▸ SOURCE EXTRACT
How to Select the Appropriate SAP HANA Data Provisioning Tool

  • by Haran Vinayagalingam, Principal Consultant, SAP HANA COE
  • April 5, 2013
/Project Management/HANA
SAPexperts/Project Management
SAP HANA has a number of data provisioning tools. Step through the detail of SAP Landscape Transformation, Direct Extractor Connection, and SAP Data Services. Learn how these tools can be engaged to load HANA for different use cases and critical implementation steps.
Key Concept

SAP HANA is a data-source-agnostic tool. It can handle many different data provisioning tools that you can use to load data to be analyzed. 

SAP HANA is a data-source-agnostic database that facilitates a large volume of data storage. The data-agnonstic capability presents the opportunity to engage a number of data provisioning tools seamlessly with a range of data transformation capabilities. A single HANA instance can simultaneously source more than one data provisioning tool and provide the ability to combine data from multiple sources into a single HANA view. The ability to merge large amounts of data in HANA provides a broader information capability and results in a more effective decision-making tool.

I have personal experience with many companies that have effectively engaged more than one data provisioning tool while maintaining a secured, synchronized, and robust SAP HANA environment. I’ll illustrate the technical architecture of three data provisioning tools and the criteria for selecting the right tool for your needs. I'll focus on three data provisioning tools:

  • SAP Landscape Transformation (SLT)
  • SAP Data Services
  • Direct Extractor Connection (DXC)
Note
Other than these three widely used data provisioning tools, you can also consider loading flat files by SAP HANA Studio or through the operating system level using Python scripts and SQL script uploads. These two options can be used as one-time activities or for test data loads.

Let’s begin with an architecture diagram that provides an overview of the above-mentioned tools connecting with HANA (Figure 1).


Figure 1
SAP HANA architecture (source: SAP)

▸ DATASET EXCERPTS

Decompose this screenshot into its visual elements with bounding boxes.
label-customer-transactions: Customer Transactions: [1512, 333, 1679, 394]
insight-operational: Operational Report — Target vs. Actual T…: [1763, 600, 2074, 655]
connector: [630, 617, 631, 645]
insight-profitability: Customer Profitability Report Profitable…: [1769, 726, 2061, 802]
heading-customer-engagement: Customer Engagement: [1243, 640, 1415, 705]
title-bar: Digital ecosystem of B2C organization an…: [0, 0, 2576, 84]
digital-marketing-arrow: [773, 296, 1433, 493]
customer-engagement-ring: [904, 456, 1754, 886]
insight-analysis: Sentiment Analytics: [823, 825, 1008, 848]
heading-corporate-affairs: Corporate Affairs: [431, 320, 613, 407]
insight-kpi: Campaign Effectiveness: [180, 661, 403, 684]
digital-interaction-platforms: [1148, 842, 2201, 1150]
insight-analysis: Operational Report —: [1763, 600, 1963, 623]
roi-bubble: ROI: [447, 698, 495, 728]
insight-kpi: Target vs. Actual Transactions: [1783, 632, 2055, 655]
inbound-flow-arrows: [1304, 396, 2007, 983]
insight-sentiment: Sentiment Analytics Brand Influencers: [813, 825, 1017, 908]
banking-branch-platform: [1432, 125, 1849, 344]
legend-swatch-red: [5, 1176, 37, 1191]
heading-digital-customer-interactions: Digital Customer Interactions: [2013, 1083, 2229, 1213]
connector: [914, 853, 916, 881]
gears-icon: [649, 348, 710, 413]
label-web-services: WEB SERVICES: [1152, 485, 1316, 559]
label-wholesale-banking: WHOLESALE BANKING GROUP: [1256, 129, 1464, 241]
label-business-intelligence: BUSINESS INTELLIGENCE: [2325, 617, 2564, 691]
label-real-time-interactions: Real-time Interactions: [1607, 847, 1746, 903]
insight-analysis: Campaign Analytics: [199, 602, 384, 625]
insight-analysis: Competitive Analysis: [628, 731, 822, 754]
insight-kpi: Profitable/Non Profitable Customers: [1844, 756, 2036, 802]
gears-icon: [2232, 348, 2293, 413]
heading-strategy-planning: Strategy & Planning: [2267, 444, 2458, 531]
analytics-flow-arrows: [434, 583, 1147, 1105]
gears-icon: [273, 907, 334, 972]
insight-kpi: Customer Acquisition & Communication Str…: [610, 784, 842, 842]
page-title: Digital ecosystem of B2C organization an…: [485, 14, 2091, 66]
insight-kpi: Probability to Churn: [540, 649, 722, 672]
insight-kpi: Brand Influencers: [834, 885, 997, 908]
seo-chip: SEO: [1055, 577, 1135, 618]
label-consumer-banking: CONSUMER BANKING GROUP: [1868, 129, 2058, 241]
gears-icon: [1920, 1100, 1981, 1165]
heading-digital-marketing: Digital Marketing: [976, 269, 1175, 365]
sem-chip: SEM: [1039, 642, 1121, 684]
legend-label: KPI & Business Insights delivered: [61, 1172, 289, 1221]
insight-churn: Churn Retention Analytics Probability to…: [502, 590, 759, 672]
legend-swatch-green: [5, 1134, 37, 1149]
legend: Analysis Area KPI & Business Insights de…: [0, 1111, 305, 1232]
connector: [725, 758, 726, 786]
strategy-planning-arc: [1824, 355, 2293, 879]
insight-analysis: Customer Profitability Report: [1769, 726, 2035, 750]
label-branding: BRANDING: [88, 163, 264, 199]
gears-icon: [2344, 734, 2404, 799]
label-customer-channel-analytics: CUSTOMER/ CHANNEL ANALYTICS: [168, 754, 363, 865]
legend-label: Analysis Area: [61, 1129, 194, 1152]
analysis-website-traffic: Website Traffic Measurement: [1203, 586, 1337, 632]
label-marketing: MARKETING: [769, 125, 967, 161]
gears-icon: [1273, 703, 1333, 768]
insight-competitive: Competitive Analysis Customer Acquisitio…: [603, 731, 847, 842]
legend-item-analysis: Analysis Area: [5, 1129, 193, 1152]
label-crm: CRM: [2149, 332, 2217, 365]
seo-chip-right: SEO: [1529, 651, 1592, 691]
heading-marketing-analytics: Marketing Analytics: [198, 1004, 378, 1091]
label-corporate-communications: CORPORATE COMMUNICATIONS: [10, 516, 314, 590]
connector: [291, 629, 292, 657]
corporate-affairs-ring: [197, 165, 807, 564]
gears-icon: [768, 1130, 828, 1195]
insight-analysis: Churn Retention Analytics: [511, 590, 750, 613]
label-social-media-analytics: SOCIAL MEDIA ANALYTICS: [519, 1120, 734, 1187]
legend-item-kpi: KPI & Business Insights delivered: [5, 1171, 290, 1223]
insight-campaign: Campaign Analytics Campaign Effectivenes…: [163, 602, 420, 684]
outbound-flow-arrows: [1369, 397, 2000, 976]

▸ ACTIONS TO TAKE
[a] From the SAP HANA data provisioning article, transcribe the passage that begins at "SAP HANA is a data-source-agnostic tool." and ends after "effective decision-making tool.".
[b] Extend the SAP HANA data provisioning article beyond its final sentence.

▸ ANSWERS PROVIDED
[a]
SAP HANA is a data-source-agnostic tool. It can handle many different data provisioning tools that you can use to load data to be analyzed. 

SAP HANA is a data-source-agnostic database that facilitates a large volume of data storage. The data-agnonstic capability presents the opportunity to engage a number of data provisioning tools seamlessly with a range of data transformation capabilities. A single HANA instance can simultaneously source more than one data provisioning tool and provide the ability to combine data from multiple sources into a single HANA view. The ability to merge large amounts of data in HANA provides a broader information capability and results in a more effective decision-making tool.

[b]
The left side of this diagram shows possible source systems — SAP ERP, SAP NetWeaver Business Warehouse, and non-SAP systems — while the center of the diagram reflects the data provisioning tools SLT, SAP Data Services, and DXC. Each provisioning tool uses a different method to connect with HANA. SLT uses DBconnect because HANA is a database, Data Services uses an ODBC connection, and DXC uses an HTTP connection. DXC connects HANA via the XSEngine, which is the Web application component in HANA. I’ll discuss further details concerning the various connection types and the logic behind them later in this article.

SAP Landscape Transformation Server

SLT allows for real-time data replication from SAP and non-SAP sources into HANA. SLT also has the capability to load data in batch mode. The SLT batch mode can be set up for SAP and non-SAP source systems; this feature enables streamlining of data into HANA in a controlled manner. One of the added benefits of SLT is its transformation capability. You can configure SLT to handle transformations, such as masking of a file, adding or removing table structures, and skipping certain records. It can also be used for calculation.

Users with existing SAP enterprise systems tend to use the SLT as their primary data provisioning tool for HANA data loads. SLT is a native SAP tool that has been highly integrated with SAP systems, making SLT a favored option over other provisioning tools. Another reason for its high adoption is that the learning curve to adapt SLT is short. SLT is an SAP NetWeaver system and requires similar skills as any other SAP NetWeaver system.

You can configure SLT in three different ways:

  1. Add-on to source system
  2. Add-on to Solution Manager
  3. Standalone system

Option three (standalone system) is optimal for production instances. In addition, separate instances are beneficial for reasons of maintenance and hardware use. Options one and two can be used for non-production environments to reduce the system support and hardware considerations.

SLT has the flexibility to support single or multi-source and target systems. In other words, you can configure SLT to source more than one system and can set it up to load more than one HANA instance or schema without affecting the independent deltas.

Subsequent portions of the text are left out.